> **Problem to work on**: Repeat, exactly and completely, the material that follows. Omit the pictures.

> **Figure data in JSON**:
##############################
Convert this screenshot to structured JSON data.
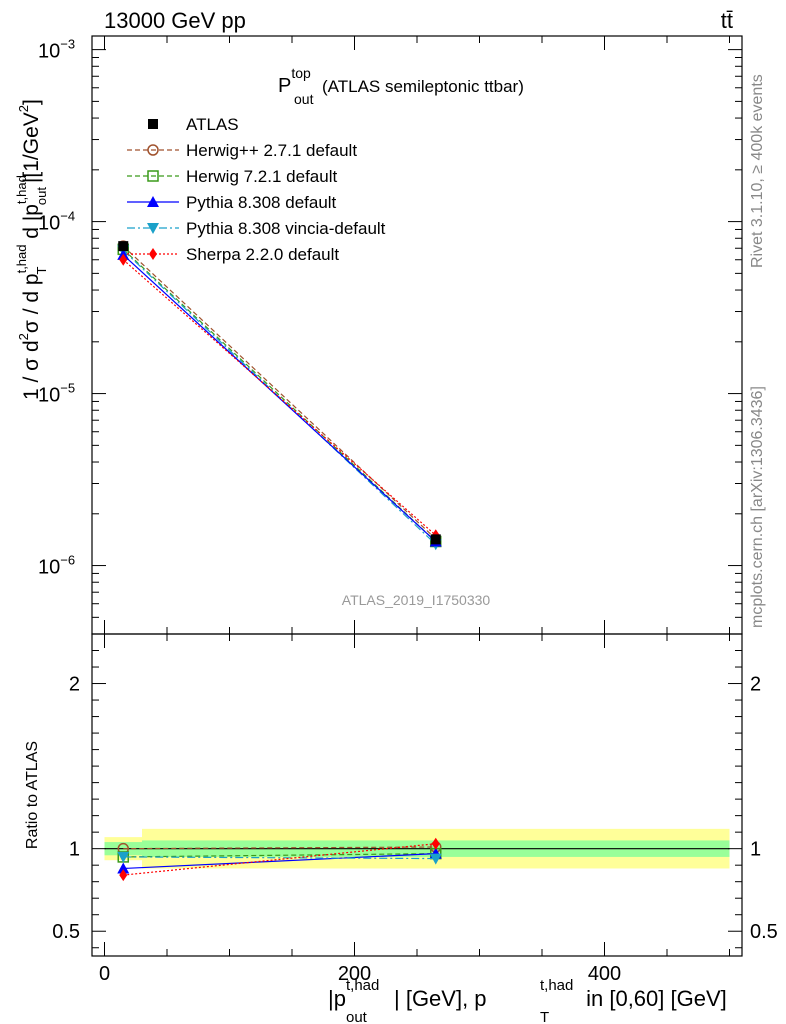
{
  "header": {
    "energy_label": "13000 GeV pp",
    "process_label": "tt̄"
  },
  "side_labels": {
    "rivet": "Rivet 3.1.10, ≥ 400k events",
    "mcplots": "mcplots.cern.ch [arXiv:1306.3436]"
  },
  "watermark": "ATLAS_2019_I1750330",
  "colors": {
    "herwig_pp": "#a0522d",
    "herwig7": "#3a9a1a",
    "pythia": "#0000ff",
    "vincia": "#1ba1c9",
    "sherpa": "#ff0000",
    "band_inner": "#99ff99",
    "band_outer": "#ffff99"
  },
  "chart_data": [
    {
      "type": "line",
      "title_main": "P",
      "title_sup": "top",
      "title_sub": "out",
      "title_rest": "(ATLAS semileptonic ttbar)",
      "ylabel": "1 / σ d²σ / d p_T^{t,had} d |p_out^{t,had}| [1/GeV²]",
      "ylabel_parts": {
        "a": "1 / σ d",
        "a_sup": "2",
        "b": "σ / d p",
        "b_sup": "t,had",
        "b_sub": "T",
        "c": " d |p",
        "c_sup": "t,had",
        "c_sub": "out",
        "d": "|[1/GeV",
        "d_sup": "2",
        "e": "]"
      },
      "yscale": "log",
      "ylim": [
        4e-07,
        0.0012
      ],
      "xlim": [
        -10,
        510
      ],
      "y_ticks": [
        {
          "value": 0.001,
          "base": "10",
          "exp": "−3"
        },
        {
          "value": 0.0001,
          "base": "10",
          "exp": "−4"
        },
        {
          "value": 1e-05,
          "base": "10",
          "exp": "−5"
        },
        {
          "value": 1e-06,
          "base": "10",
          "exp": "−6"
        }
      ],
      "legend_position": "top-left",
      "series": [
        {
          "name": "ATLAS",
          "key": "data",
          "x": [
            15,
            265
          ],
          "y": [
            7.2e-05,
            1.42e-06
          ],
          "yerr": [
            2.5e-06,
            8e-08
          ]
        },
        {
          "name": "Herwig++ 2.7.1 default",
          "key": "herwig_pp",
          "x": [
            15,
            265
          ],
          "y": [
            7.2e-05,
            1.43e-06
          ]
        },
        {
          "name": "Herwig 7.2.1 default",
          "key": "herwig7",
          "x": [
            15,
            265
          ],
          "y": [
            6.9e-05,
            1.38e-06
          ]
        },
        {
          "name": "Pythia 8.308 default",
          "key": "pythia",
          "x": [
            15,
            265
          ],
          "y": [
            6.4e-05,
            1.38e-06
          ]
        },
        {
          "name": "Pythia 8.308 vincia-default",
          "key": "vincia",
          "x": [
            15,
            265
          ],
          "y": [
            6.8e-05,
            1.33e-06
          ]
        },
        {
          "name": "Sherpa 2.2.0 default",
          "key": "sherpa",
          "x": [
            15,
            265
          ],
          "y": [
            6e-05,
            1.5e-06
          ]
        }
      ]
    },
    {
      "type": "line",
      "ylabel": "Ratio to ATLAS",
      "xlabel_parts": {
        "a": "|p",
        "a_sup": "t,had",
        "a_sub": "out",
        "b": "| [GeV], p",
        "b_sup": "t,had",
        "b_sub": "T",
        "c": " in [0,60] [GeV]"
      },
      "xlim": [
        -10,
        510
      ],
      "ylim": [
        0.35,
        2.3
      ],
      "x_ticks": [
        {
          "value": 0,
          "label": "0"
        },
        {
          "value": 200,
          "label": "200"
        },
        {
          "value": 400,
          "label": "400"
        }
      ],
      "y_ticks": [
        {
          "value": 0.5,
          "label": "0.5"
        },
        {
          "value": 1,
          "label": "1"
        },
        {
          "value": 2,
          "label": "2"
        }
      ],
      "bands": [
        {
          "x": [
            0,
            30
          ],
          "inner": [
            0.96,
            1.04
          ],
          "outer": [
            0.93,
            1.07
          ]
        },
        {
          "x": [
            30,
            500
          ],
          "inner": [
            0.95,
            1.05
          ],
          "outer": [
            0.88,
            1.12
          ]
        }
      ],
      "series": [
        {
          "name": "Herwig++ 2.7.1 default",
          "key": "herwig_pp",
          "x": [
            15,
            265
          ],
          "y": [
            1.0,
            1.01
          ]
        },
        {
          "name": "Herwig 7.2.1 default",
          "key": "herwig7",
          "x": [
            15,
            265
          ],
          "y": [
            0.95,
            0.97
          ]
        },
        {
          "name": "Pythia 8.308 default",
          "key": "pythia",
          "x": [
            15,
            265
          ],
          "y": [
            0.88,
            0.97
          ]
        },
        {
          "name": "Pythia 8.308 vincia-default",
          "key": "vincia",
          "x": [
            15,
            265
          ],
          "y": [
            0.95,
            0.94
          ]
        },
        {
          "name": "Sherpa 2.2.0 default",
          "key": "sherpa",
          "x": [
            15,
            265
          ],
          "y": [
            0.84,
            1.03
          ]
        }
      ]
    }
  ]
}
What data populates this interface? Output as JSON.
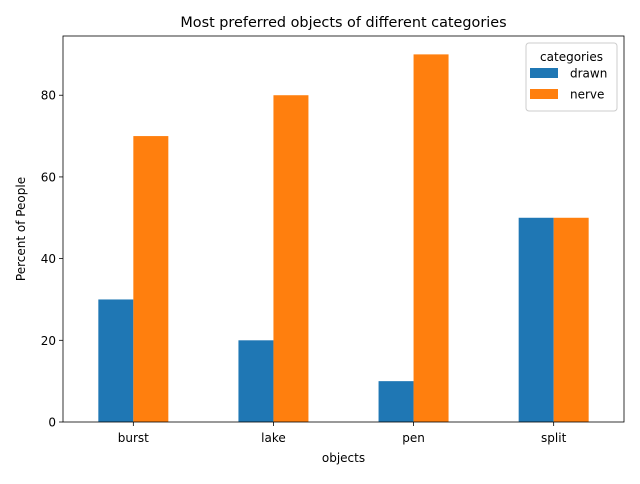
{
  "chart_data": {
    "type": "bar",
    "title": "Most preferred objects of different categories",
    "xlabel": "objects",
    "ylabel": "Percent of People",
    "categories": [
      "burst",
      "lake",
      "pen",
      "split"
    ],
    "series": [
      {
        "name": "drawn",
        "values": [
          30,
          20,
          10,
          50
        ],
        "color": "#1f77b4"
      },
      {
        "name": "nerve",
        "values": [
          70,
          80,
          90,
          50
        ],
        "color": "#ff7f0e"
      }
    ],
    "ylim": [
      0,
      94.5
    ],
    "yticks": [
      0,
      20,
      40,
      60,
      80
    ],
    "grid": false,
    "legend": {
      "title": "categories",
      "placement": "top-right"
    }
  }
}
##############################
> **Task response**:
Convert this screenshot to structured JSON data.
{
  "header": {
    "energy_label": "13000 GeV pp",
    "process_label": "tt̄"
  },
  "side_labels": {
    "rivet": "Rivet 3.1.10, ≥ 400k events",
    "mcplots": "mcplots.cern.ch [arXiv:1306.3436]"
  },
  "watermark": "ATLAS_2019_I1750330",
  "colors": {
    "herwig_pp": "#a0522d",
    "herwig7": "#3a9a1a",
    "pythia": "#0000ff",
    "vincia": "#1ba1c9",
    "sherpa": "#ff0000",
    "band_inner": "#99ff99",
    "band_outer": "#ffff99"
  },
  "chart_data": [
    {
      "type": "line",
      "title_main": "P",
      "title_sup": "top",
      "title_sub": "out",
      "title_rest": "(ATLAS semileptonic ttbar)",
      "ylabel": "1 / σ d²σ / d p_T^{t,had} d |p_out^{t,had}| [1/GeV²]",
      "ylabel_parts": {
        "a": "1 / σ d",
        "a_sup": "2",
        "b": "σ / d p",
        "b_sup": "t,had",
        "b_sub": "T",
        "c": " d |p",
        "c_sup": "t,had",
        "c_sub": "out",
        "d": "|[1/GeV",
        "d_sup": "2",
        "e": "]"
      },
      "yscale": "log",
      "ylim": [
        4e-07,
        0.0012
      ],
      "xlim": [
        -10,
        510
      ],
      "y_ticks": [
        {
          "value": 0.001,
          "base": "10",
          "exp": "−3"
        },
        {
          "value": 0.0001,
          "base": "10",
          "exp": "−4"
        },
        {
          "value": 1e-05,
          "base": "10",
          "exp": "−5"
        },
        {
          "value": 1e-06,
          "base": "10",
          "exp": "−6"
        }
      ],
      "legend_position": "top-left",
      "series": [
        {
          "name": "ATLAS",
          "key": "data",
          "x": [
            15,
            265
          ],
          "y": [
            7.2e-05,
            1.42e-06
          ],
          "yerr": [
            2.5e-06,
            8e-08
          ]
        },
        {
          "name": "Herwig++ 2.7.1 default",
          "key": "herwig_pp",
          "x": [
            15,
            265
          ],
          "y": [
            7.2e-05,
            1.43e-06
          ]
        },
        {
          "name": "Herwig 7.2.1 default",
          "key": "herwig7",
          "x": [
            15,
            265
          ],
          "y": [
            6.9e-05,
            1.38e-06
          ]
        },
        {
          "name": "Pythia 8.308 default",
          "key": "pythia",
          "x": [
            15,
            265
          ],
          "y": [
            6.4e-05,
            1.38e-06
          ]
        },
        {
          "name": "Pythia 8.308 vincia-default",
          "key": "vincia",
          "x": [
            15,
            265
          ],
          "y": [
            6.8e-05,
            1.33e-06
          ]
        },
        {
          "name": "Sherpa 2.2.0 default",
          "key": "sherpa",
          "x": [
            15,
            265
          ],
          "y": [
            6e-05,
            1.5e-06
          ]
        }
      ]
    },
    {
      "type": "line",
      "ylabel": "Ratio to ATLAS",
      "xlabel_parts": {
        "a": "|p",
        "a_sup": "t,had",
        "a_sub": "out",
        "b": "| [GeV], p",
        "b_sup": "t,had",
        "b_sub": "T",
        "c": " in [0,60] [GeV]"
      },
      "xlim": [
        -10,
        510
      ],
      "ylim": [
        0.35,
        2.3
      ],
      "x_ticks": [
        {
          "value": 0,
          "label": "0"
        },
        {
          "value": 200,
          "label": "200"
        },
        {
          "value": 400,
          "label": "400"
        }
      ],
      "y_ticks": [
        {
          "value": 0.5,
          "label": "0.5"
        },
        {
          "value": 1,
          "label": "1"
        },
        {
          "value": 2,
          "label": "2"
        }
      ],
      "bands": [
        {
          "x": [
            0,
            30
          ],
          "inner": [
            0.96,
            1.04
          ],
          "outer": [
            0.93,
            1.07
          ]
        },
        {
          "x": [
            30,
            500
          ],
          "inner": [
            0.95,
            1.05
          ],
          "outer": [
            0.88,
            1.12
          ]
        }
      ],
      "series": [
        {
          "name": "Herwig++ 2.7.1 default",
          "key": "herwig_pp",
          "x": [
            15,
            265
          ],
          "y": [
            1.0,
            1.01
          ]
        },
        {
          "name": "Herwig 7.2.1 default",
          "key": "herwig7",
          "x": [
            15,
            265
          ],
          "y": [
            0.95,
            0.97
          ]
        },
        {
          "name": "Pythia 8.308 default",
          "key": "pythia",
          "x": [
            15,
            265
          ],
          "y": [
            0.88,
            0.97
          ]
        },
        {
          "name": "Pythia 8.308 vincia-default",
          "key": "vincia",
          "x": [
            15,
            265
          ],
          "y": [
            0.95,
            0.94
          ]
        },
        {
          "name": "Sherpa 2.2.0 default",
          "key": "sherpa",
          "x": [
            15,
            265
          ],
          "y": [
            0.84,
            1.03
          ]
        }
      ]
    }
  ]
}
What data populates this interface? Output as JSON.
{
  "chart_data": {
    "type": "bar",
    "title": "Most preferred objects of different categories",
    "xlabel": "objects",
    "ylabel": "Percent of People",
    "categories": [
      "burst",
      "lake",
      "pen",
      "split"
    ],
    "series": [
      {
        "name": "drawn",
        "values": [
          30,
          20,
          10,
          50
        ],
        "color": "#1f77b4"
      },
      {
        "name": "nerve",
        "values": [
          70,
          80,
          90,
          50
        ],
        "color": "#ff7f0e"
      }
    ],
    "ylim": [
      0,
      94.5
    ],
    "yticks": [
      0,
      20,
      40,
      60,
      80
    ],
    "grid": false,
    "legend": {
      "title": "categories",
      "placement": "top-right"
    }
  }
}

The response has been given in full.